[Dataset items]

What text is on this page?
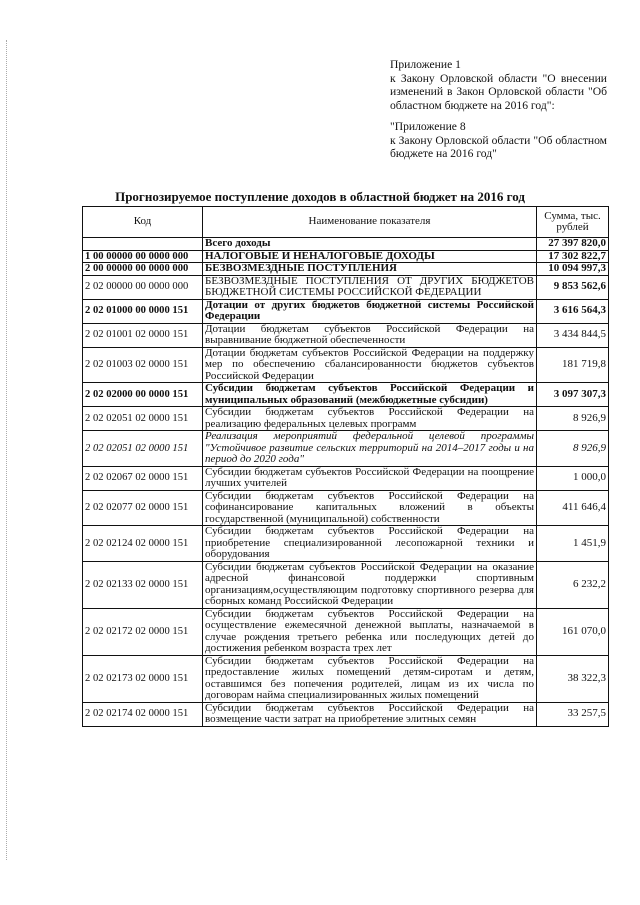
Приложение 1
к Закону Орловской области "О внесении изменений в Закон Орловской области "Об областном бюджете на 2016 год":
"Приложение 8
к Закону Орловской области "Об областном бюджете на 2016 год"
Прогнозируемое поступление доходов в областной бюджет на 2016 год
Код	Наименование показателя	Сумма, тыс. рублей
	Всего доходы	27 397 820,0
1 00 00000 00 0000 000	НАЛОГОВЫЕ И НЕНАЛОГОВЫЕ ДОХОДЫ	17 302 822,7
2 00 00000 00 0000 000	БЕЗВОЗМЕЗДНЫЕ ПОСТУПЛЕНИЯ	10 094 997,3
2 02 00000 00 0000 000	БЕЗВОЗМЕЗДНЫЕ ПОСТУПЛЕНИЯ ОТ ДРУГИХ БЮДЖЕТОВ БЮДЖЕТНОЙ СИСТЕМЫ РОССИЙСКОЙ ФЕДЕРАЦИИ	9 853 562,6
2 02 01000 00 0000 151	Дотации от других бюджетов бюджетной системы Российской Федерации	3 616 564,3
2 02 01001 02 0000 151	Дотации бюджетам субъектов Российской Федерации на выравнивание бюджетной обеспеченности	3 434 844,5
2 02 01003 02 0000 151	Дотации бюджетам субъектов Российской Федерации на поддержку мер по обеспечению сбалансированности бюджетов субъектов Российской Федерации	181 719,8
2 02 02000 00 0000 151	Субсидии бюджетам субъектов Российской Федерации и муниципальных образований (межбюджетные субсидии)	3 097 307,3
2 02 02051 02 0000 151	Субсидии бюджетам субъектов Российской Федерации на реализацию федеральных целевых программ	8 926,9
2 02 02051 02 0000 151	Реализация мероприятий федеральной целевой программы "Устойчивое развитие сельских территорий на 2014–2017 годы и на период до 2020 года"	8 926,9
2 02 02067 02 0000 151	Субсидии бюджетам субъектов Российской Федерации на поощрение лучших учителей	1 000,0
2 02 02077 02 0000 151	Субсидии бюджетам субъектов Российской Федерации на софинансирование капитальных вложений в объекты государственной (муниципальной) собственности	411 646,4
2 02 02124 02 0000 151	Субсидии бюджетам субъектов Российской Федерации на приобретение специализированной лесопожарной техники и оборудования	1 451,9
2 02 02133 02 0000 151	Субсидии бюджетам субъектов Российской Федерации на оказание адресной финансовой поддержки спортивным организациям,осуществляющим подготовку спортивного резерва для сборных команд Российской Федерации	6 232,2
2 02 02172 02 0000 151	Субсидии бюджетам субъектов Российской Федерации на осуществление ежемесячной денежной выплаты, назначаемой в случае рождения третьего ребенка или последующих детей до достижения ребенком возраста трех лет	161 070,0
2 02 02173 02 0000 151	Субсидии бюджетам субъектов Российской Федерации на предоставление жилых помещений детям-сиротам и детям, оставшимся без попечения родителей, лицам из их числа по договорам найма специализированных жилых помещений	38 322,3
2 02 02174 02 0000 151	Субсидии бюджетам субъектов Российской Федерации на возмещение части затрат на приобретение элитных семян	33 257,5
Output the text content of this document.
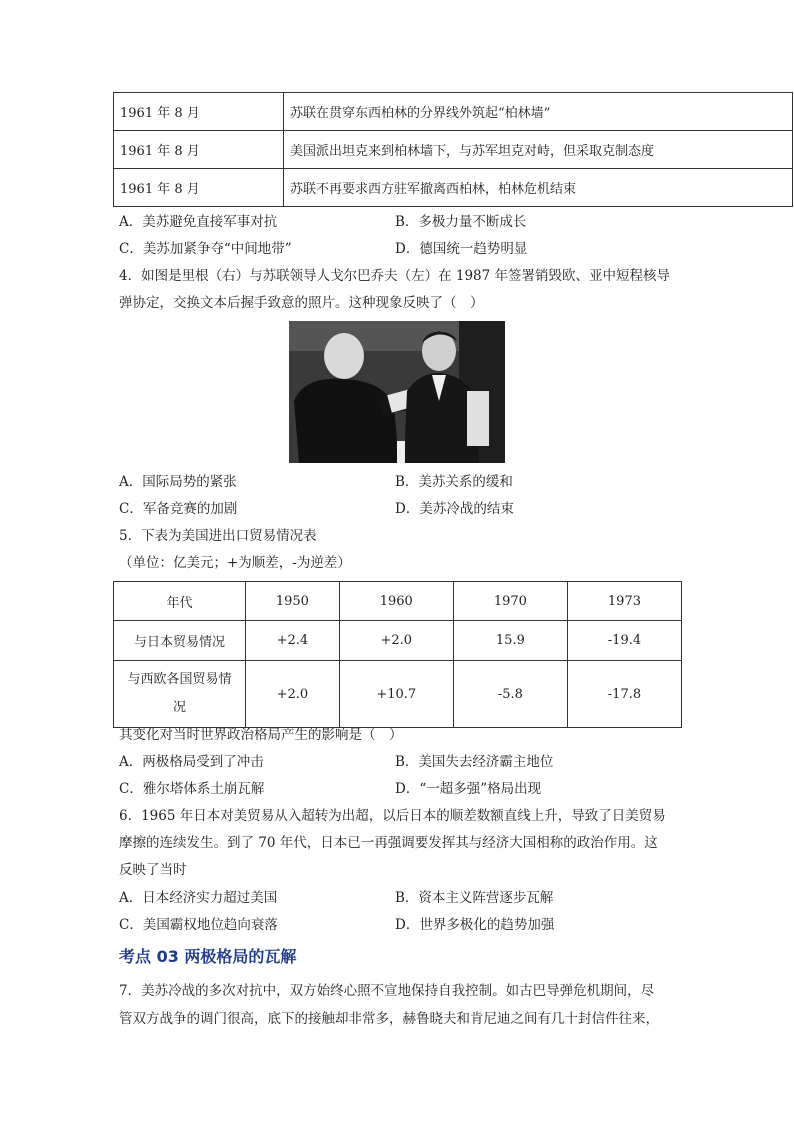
1961 年 8 月	苏联在贯穿东西柏林的分界线外筑起“柏林墙”
1961 年 8 月	美国派出坦克来到柏林墙下，与苏军坦克对峙，但采取克制态度
1961 年 8 月	苏联不再要求西方驻军撤离西柏林，柏林危机结束
A．美苏避免直接军事对抗	B．多极力量不断成长
C．美苏加紧争夺“中间地带”	D．德国统一趋势明显
4．如图是里根（右）与苏联领导人戈尔巴乔夫（左）在 1987 年签署销毁欧、亚中短程核导
弹协定，交换文本后握手致意的照片。这种现象反映了（　）
A．国际局势的紧张	B．美苏关系的缓和
C．军备竞赛的加剧	D．美苏冷战的结束
5．下表为美国进出口贸易情况表
（单位：亿美元；+为顺差，-为逆差）
年代	1950	1960	1970	1973
与日本贸易情况	+2.4	+2.0	15.9	-19.4
与西欧各国贸易情
况	+2.0	+10.7	-5.8	-17.8
其变化对当时世界政治格局产生的影响是（　）
A．两极格局受到了冲击	B．美国失去经济霸主地位
C．雅尔塔体系土崩瓦解	D．“一超多强”格局出现
6．1965 年日本对美贸易从入超转为出超，以后日本的顺差数额直线上升，导致了日美贸易
摩擦的连续发生。到了 70 年代，日本已一再强调要发挥其与经济大国相称的政治作用。这
反映了当时
A．日本经济实力超过美国	B．资本主义阵营逐步瓦解
C．美国霸权地位趋向衰落	D．世界多极化的趋势加强
考点 03 两极格局的瓦解
7．美苏冷战的多次对抗中，双方始终心照不宣地保持自我控制。如古巴导弹危机期间，尽
管双方战争的调门很高，底下的接触却非常多，赫鲁晓夫和肯尼迪之间有几十封信件往来，
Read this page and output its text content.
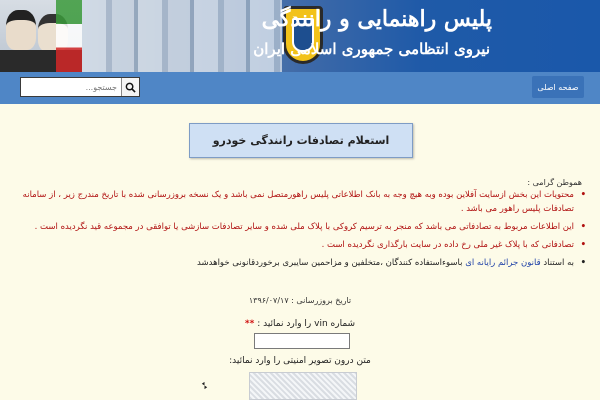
پلیس راهنمایی و رانندگی
نیروی انتظامی جمهوری اسلامی ایران
جستجو...
صفحه اصلی
استعلام تصادفات رانندگی خودرو
هموطن گرامی :
• محتویات این بخش ازسایت آفلاین بوده وبه هیچ وجه به بانک اطلاعاتی پلیس راهورمتصل نمی باشد و یک نسخه بروزرسانی شده با تاریخ مندرج زیر ، از سامانه تصادفات پلیس راهور می باشد .
• این اطلاعات مربوط به تصادفاتی می باشد که منجر به ترسیم کروکی با پلاک ملی شده و سایر تصادفات سازشی یا توافقی در مجموعه قید نگردیده است .
• تصادفاتی که با پلاک غیر ملی رخ داده در سایت بارگذاری نگردیده است .
• به استناد قانون جرائم رایانه ای باسوءاستفاده کنندگان ،متخلفین و مزاحمین سایبری برخوردقانونی خواهدشد
تاریخ بروزرسانی : ۱۳۹۶/۰۷/۱۷
شماره vin را وارد نمائید : **
متن درون تصویر امنیتی را وارد نمائید:
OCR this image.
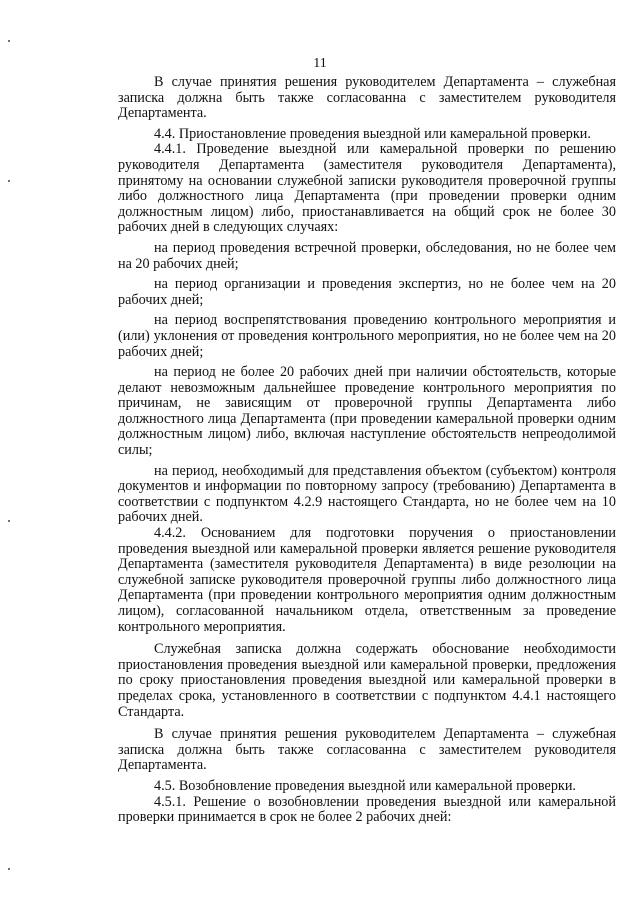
11

В случае принятия решения руководителем Департамента – служебная записка должна быть также согласованна с заместителем руководителя Департамента.

4.4. Приостановление проведения выездной или камеральной проверки.

4.4.1. Проведение выездной или камеральной проверки по решению руководителя Департамента (заместителя руководителя Департамента), принятому на основании служебной записки руководителя проверочной группы либо должностного лица Департамента (при проведении проверки одним должностным лицом) либо, приостанавливается на общий срок не более 30 рабочих дней в следующих случаях:

на период проведения встречной проверки, обследования, но не более чем на 20 рабочих дней;

на период организации и проведения экспертиз, но не более чем на 20 рабочих дней;

на период воспрепятствования проведению контрольного мероприятия и (или) уклонения от проведения контрольного мероприятия, но не более чем на 20 рабочих дней;

на период не более 20 рабочих дней при наличии обстоятельств, которые делают невозможным дальнейшее проведение контрольного мероприятия по причинам, не зависящим от проверочной группы Департамента либо должностного лица Департамента (при проведении камеральной проверки одним должностным лицом) либо, включая наступление обстоятельств непреодолимой силы;

на период, необходимый для представления объектом (субъектом) контроля документов и информации по повторному запросу (требованию) Департамента в соответствии с подпунктом 4.2.9 настоящего Стандарта, но не более чем на 10 рабочих дней.

4.4.2. Основанием для подготовки поручения о приостановлении проведения выездной или камеральной проверки является решение руководителя Департамента (заместителя руководителя Департамента) в виде резолюции на служебной записке руководителя проверочной группы либо должностного лица Департамента (при проведении контрольного мероприятия одним должностным лицом), согласованной начальником отдела, ответственным за проведение контрольного мероприятия.

Служебная записка должна содержать обоснование необходимости приостановления проведения выездной или камеральной проверки, предложения по сроку приостановления проведения выездной или камеральной проверки в пределах срока, установленного в соответствии с подпунктом 4.4.1 настоящего Стандарта.

В случае принятия решения руководителем Департамента – служебная записка должна быть также согласованна с заместителем руководителя Департамента.

4.5. Возобновление проведения выездной или камеральной проверки.

4.5.1. Решение о возобновлении проведения выездной или камеральной проверки принимается в срок не более 2 рабочих дней:
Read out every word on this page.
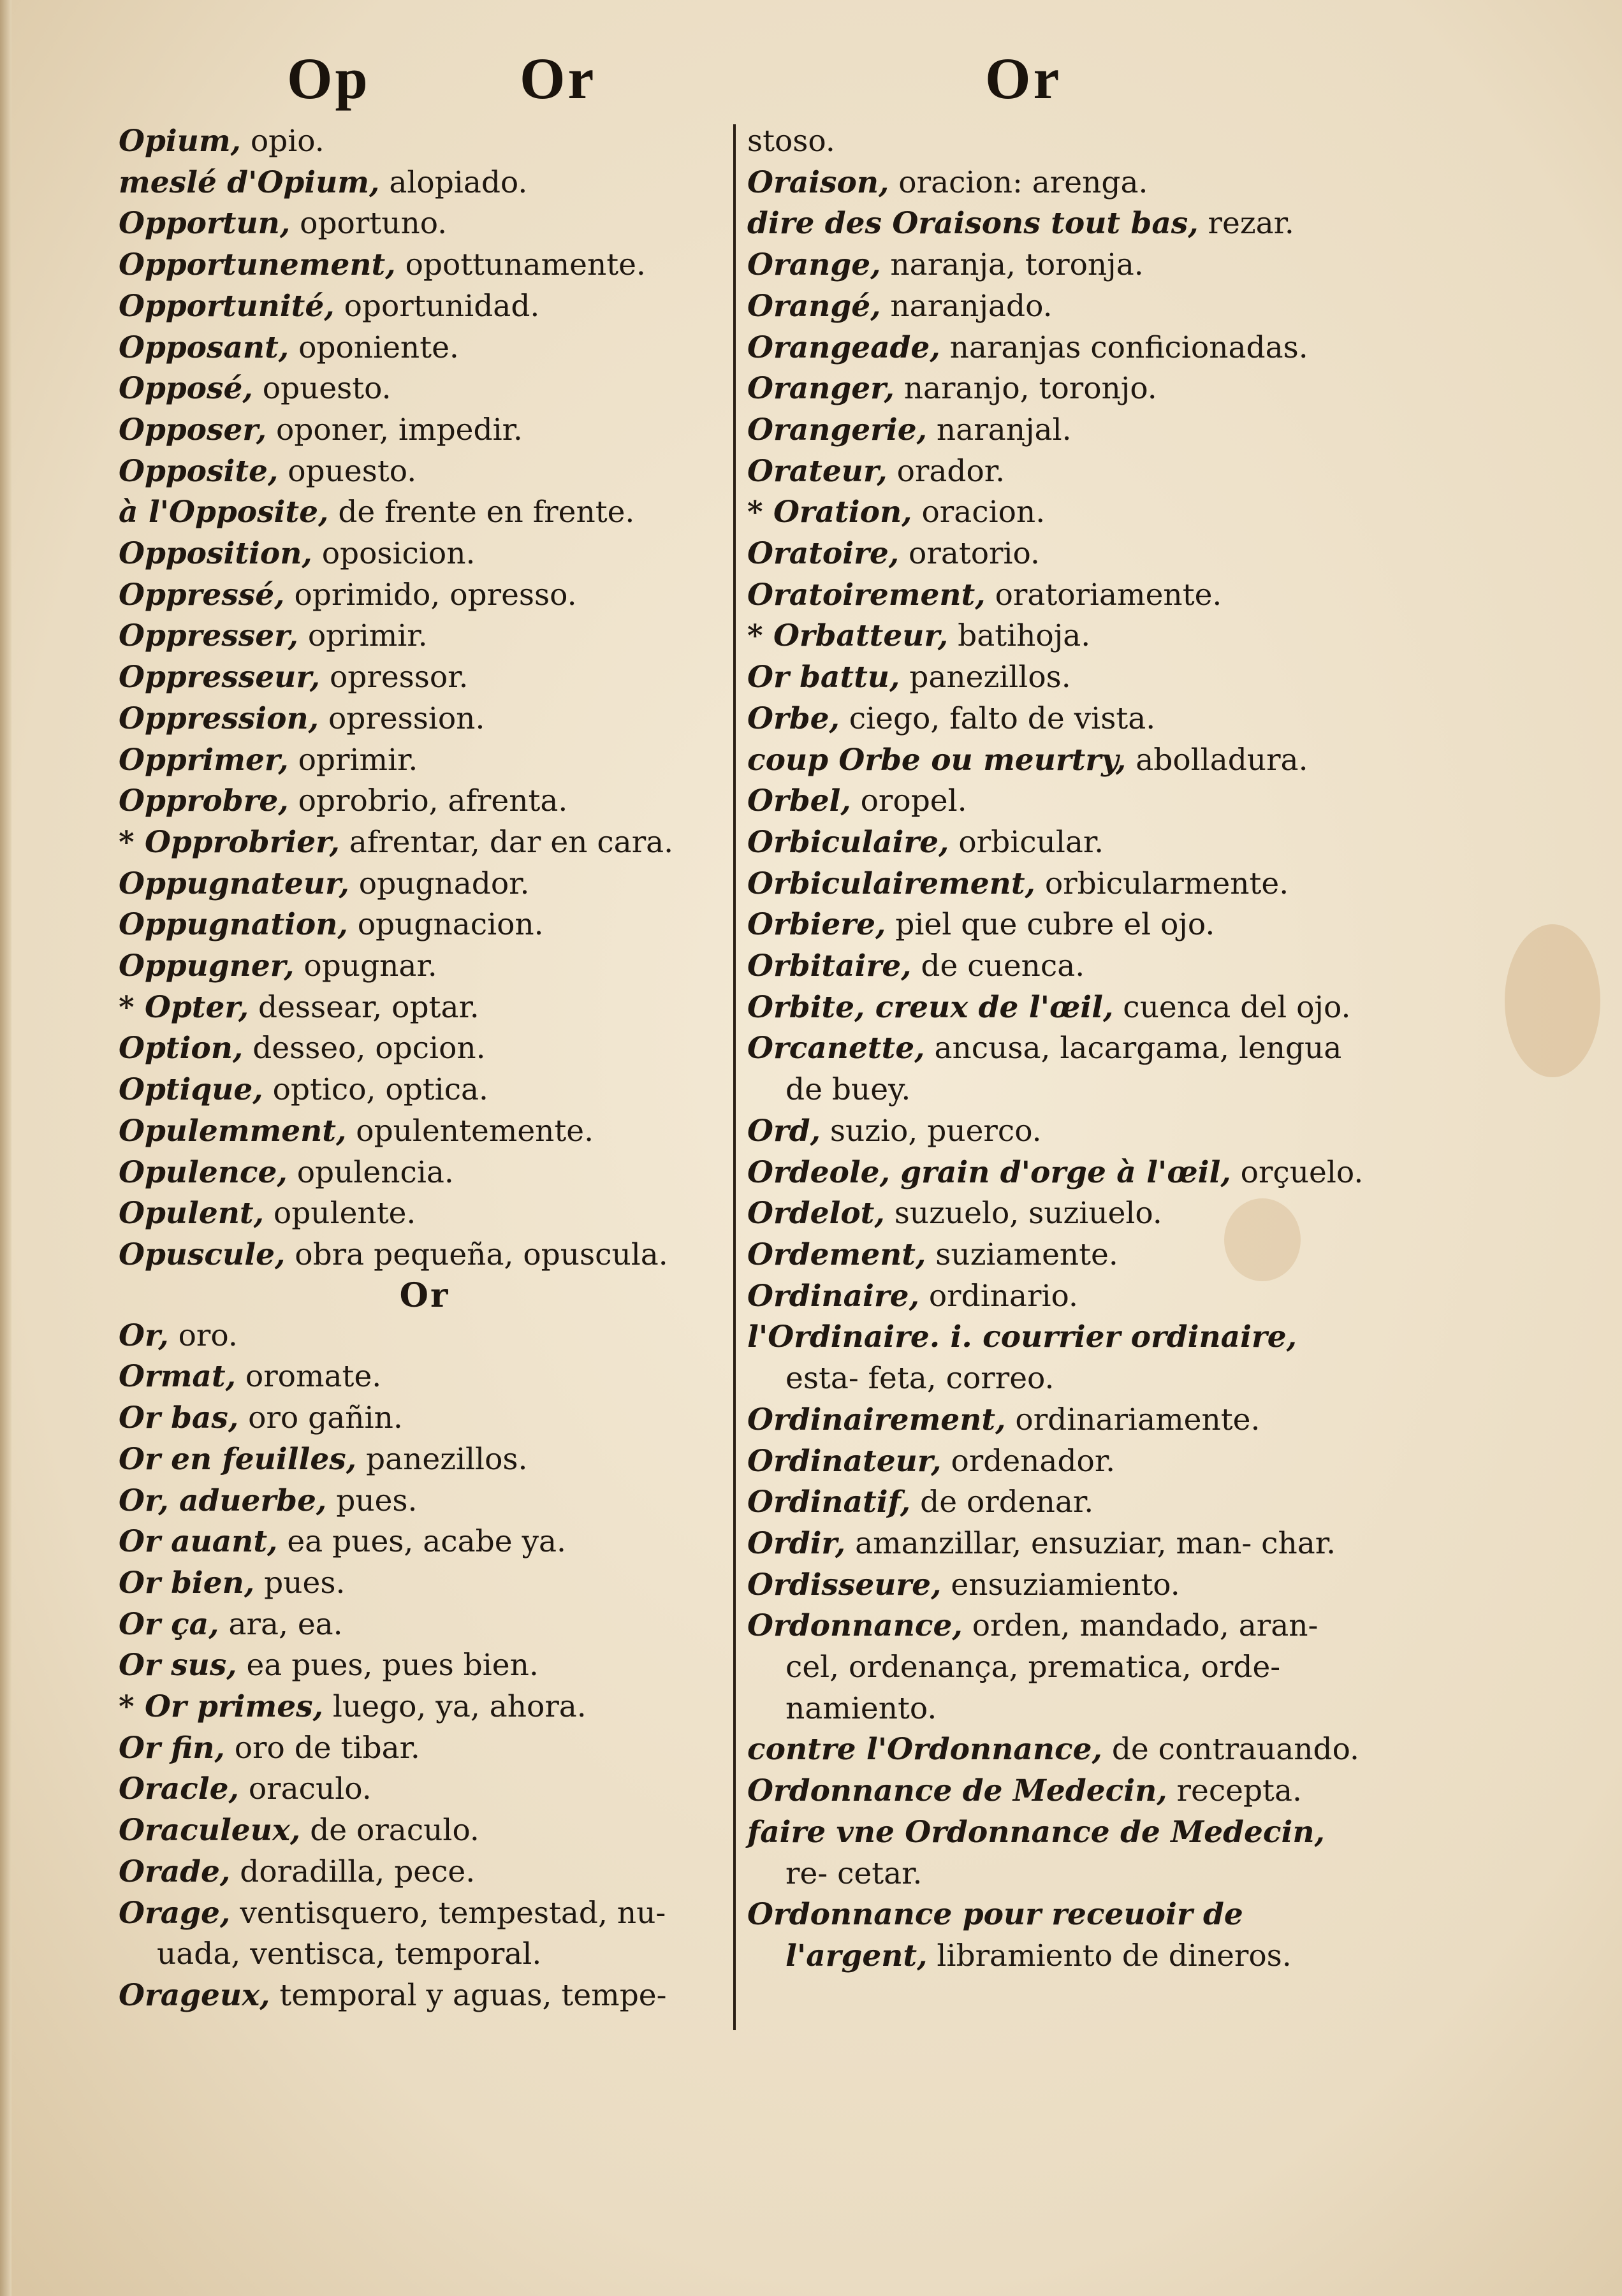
Op	Or	Or
Opium, opio.
meslé d'Opium, alopiado.
Opportun, oportuno.
Opportunement, opottunamente.
Opportunité, oportunidad.
Opposant, oponiente.
Opposé, opuesto.
Opposer, oponer, impedir.
Opposite, opuesto.
à l'Opposite, de frente en frente.
Opposition, oposicion.
Oppressé, oprimido, opresso.
Oppresser, oprimir.
Oppresseur, opressor.
Oppression, opression.
Opprimer, oprimir.
Opprobre, oprobrio, afrenta.
* Opprobrier, afrentar, dar en cara.
Oppugnateur, opugnador.
Oppugnation, opugnacion.
Oppugner, opugnar.
* Opter, dessear, optar.
Option, desseo, opcion.
Optique, optico, optica.
Opulemment, opulentemente.
Opulence, opulencia.
Opulent, opulente.
Opuscule, obra pequeña, opuscula.
Or
Or, oro.
Ormat, oromate.
Or bas, oro gañin.
Or en feuilles, panezillos.
Or, aduerbe, pues.
Or auant, ea pues, acabe ya.
Or bien, pues.
Or ça, ara, ea.
Or sus, ea pues, pues bien.
* Or primes, luego, ya, ahora.
Or fin, oro de tibar.
Oracle, oraculo.
Oraculeux, de oraculo.
Orade, doradilla, pece.
Orage, ventisquero, tempestad, nu- uada, ventisca, temporal.
Orageux, temporal y aguas, tempe-
stoso.
Oraison, oracion: arenga.
dire des Oraisons tout bas, rezar.
Orange, naranja, toronja.
Orangé, naranjado.
Orangeade, naranjas conficionadas.
Oranger, naranjo, toronjo.
Orangerie, naranjal.
Orateur, orador.
* Oration, oracion.
Oratoire, oratorio.
Oratoirement, oratoriamente.
* Orbatteur, batihoja.
Or battu, panezillos.
Orbe, ciego, falto de vista.
coup Orbe ou meurtry, abolladura.
Orbel, oropel.
Orbiculaire, orbicular.
Orbiculairement, orbicularmente.
Orbiere, piel que cubre el ojo.
Orbitaire, de cuenca.
Orbite, creux de l'œil, cuenca del ojo.
Orcanette, ancusa, lacargama, lengua de buey.
Ord, suzio, puerco.
Ordeole, grain d'orge à l'œil, orçuelo.
Ordelot, suzuelo, suziuelo.
Ordement, suziamente.
Ordinaire, ordinario.
l'Ordinaire. i. courrier ordinaire, esta- feta, correo.
Ordinairement, ordinariamente.
Ordinateur, ordenador.
Ordinatif, de ordenar.
Ordir, amanzillar, ensuziar, man- char.
Ordisseure, ensuziamiento.
Ordonnance, orden, mandado, aran- cel, ordenança, prematica, orde- namiento.
contre l'Ordonnance, de contrauando.
Ordonnance de Medecin, recepta.
faire vne Ordonnance de Medecin, re- cetar.
Ordonnance pour receuoir de l'argent, libramiento de dineros.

Instruction: Filter the entries above down to the lines containing the word "وارد".

Answer:
شماره vin را وارد نمائید : **
متن درون تصویر امنیتی را وارد نمائید:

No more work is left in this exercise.